Items from a figure collection

— begin —

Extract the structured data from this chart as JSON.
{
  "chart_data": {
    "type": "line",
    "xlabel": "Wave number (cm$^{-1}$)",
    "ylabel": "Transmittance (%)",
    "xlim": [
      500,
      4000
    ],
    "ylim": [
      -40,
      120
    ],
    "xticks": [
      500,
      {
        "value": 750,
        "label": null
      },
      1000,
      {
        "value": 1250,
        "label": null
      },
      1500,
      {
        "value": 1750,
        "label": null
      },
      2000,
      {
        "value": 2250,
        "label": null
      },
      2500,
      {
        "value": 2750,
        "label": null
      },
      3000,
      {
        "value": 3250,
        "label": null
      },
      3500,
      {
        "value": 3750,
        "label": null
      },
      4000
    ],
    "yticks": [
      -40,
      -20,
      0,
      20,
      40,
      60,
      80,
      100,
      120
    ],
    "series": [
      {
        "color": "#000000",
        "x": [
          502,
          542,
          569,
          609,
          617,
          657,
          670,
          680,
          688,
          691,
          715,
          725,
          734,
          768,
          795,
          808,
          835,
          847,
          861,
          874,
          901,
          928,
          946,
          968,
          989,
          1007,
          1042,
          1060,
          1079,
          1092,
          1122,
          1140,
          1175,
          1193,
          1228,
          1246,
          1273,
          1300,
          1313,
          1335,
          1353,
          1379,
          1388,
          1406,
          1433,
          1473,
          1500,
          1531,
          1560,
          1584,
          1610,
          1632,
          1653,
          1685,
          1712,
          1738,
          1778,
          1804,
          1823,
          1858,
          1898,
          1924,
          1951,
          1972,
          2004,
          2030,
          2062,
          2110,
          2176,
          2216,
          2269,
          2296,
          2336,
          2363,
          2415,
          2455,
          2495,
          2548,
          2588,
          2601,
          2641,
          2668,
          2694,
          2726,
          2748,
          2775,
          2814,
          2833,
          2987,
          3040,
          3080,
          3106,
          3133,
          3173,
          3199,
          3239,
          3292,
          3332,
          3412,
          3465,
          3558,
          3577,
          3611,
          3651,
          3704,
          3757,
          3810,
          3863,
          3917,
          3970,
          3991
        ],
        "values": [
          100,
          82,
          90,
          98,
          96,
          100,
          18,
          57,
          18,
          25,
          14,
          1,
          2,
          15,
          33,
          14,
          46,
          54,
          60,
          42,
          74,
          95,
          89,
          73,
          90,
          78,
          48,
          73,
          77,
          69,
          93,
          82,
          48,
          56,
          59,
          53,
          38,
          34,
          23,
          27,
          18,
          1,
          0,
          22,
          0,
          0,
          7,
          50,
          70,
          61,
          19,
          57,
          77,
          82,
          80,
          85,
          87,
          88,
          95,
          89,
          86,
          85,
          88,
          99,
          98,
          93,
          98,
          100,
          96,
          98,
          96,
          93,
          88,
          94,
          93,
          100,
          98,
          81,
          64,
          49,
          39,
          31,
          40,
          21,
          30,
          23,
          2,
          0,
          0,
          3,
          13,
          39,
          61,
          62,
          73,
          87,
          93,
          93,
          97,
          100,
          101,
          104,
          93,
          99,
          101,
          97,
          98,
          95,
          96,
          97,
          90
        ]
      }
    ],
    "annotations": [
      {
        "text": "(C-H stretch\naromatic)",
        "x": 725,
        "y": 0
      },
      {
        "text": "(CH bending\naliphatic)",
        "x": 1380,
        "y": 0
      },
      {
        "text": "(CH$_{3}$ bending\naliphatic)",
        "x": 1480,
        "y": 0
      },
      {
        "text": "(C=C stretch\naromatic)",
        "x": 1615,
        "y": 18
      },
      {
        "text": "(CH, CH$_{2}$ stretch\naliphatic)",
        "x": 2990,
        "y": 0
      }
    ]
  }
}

— end —

YOUR OBJECTIVE
Repeat every entry exactly, please.

WRITTEN SOLUTION
Extract the structured data from this chart as JSON.
{
  "chart_data": {
    "type": "line",
    "xlabel": "Wave number (cm$^{-1}$)",
    "ylabel": "Transmittance (%)",
    "xlim": [
      500,
      4000
    ],
    "ylim": [
      -40,
      120
    ],
    "xticks": [
      500,
      {
        "value": 750,
        "label": null
      },
      1000,
      {
        "value": 1250,
        "label": null
      },
      1500,
      {
        "value": 1750,
        "label": null
      },
      2000,
      {
        "value": 2250,
        "label": null
      },
      2500,
      {
        "value": 2750,
        "label": null
      },
      3000,
      {
        "value": 3250,
        "label": null
      },
      3500,
      {
        "value": 3750,
        "label": null
      },
      4000
    ],
    "yticks": [
      -40,
      -20,
      0,
      20,
      40,
      60,
      80,
      100,
      120
    ],
    "series": [
      {
        "color": "#000000",
        "x": [
          502,
          542,
          569,
          609,
          617,
          657,
          670,
          680,
          688,
          691,
          715,
          725,
          734,
          768,
          795,
          808,
          835,
          847,
          861,
          874,
          901,
          928,
          946,
          968,
          989,
          1007,
          1042,
          1060,
          1079,
          1092,
          1122,
          1140,
          1175,
          1193,
          1228,
          1246,
          1273,
          1300,
          1313,
          1335,
          1353,
          1379,
          1388,
          1406,
          1433,
          1473,
          1500,
          1531,
          1560,
          1584,
          1610,
          1632,
          1653,
          1685,
          1712,
          1738,
          1778,
          1804,
          1823,
          1858,
          1898,
          1924,
          1951,
          1972,
          2004,
          2030,
          2062,
          2110,
          2176,
          2216,
          2269,
          2296,
          2336,
          2363,
          2415,
          2455,
          2495,
          2548,
          2588,
          2601,
          2641,
          2668,
          2694,
          2726,
          2748,
          2775,
          2814,
          2833,
          2987,
          3040,
          3080,
          3106,
          3133,
          3173,
          3199,
          3239,
          3292,
          3332,
          3412,
          3465,
          3558,
          3577,
          3611,
          3651,
          3704,
          3757,
          3810,
          3863,
          3917,
          3970,
          3991
        ],
        "values": [
          100,
          82,
          90,
          98,
          96,
          100,
          18,
          57,
          18,
          25,
          14,
          1,
          2,
          15,
          33,
          14,
          46,
          54,
          60,
          42,
          74,
          95,
          89,
          73,
          90,
          78,
          48,
          73,
          77,
          69,
          93,
          82,
          48,
          56,
          59,
          53,
          38,
          34,
          23,
          27,
          18,
          1,
          0,
          22,
          0,
          0,
          7,
          50,
          70,
          61,
          19,
          57,
          77,
          82,
          80,
          85,
          87,
          88,
          95,
          89,
          86,
          85,
          88,
          99,
          98,
          93,
          98,
          100,
          96,
          98,
          96,
          93,
          88,
          94,
          93,
          100,
          98,
          81,
          64,
          49,
          39,
          31,
          40,
          21,
          30,
          23,
          2,
          0,
          0,
          3,
          13,
          39,
          61,
          62,
          73,
          87,
          93,
          93,
          97,
          100,
          101,
          104,
          93,
          99,
          101,
          97,
          98,
          95,
          96,
          97,
          90
        ]
      }
    ],
    "annotations": [
      {
        "text": "(C-H stretch\naromatic)",
        "x": 725,
        "y": 0
      },
      {
        "text": "(CH bending\naliphatic)",
        "x": 1380,
        "y": 0
      },
      {
        "text": "(CH$_{3}$ bending\naliphatic)",
        "x": 1480,
        "y": 0
      },
      {
        "text": "(C=C stretch\naromatic)",
        "x": 1615,
        "y": 18
      },
      {
        "text": "(CH, CH$_{2}$ stretch\naliphatic)",
        "x": 2990,
        "y": 0
      }
    ]
  }
}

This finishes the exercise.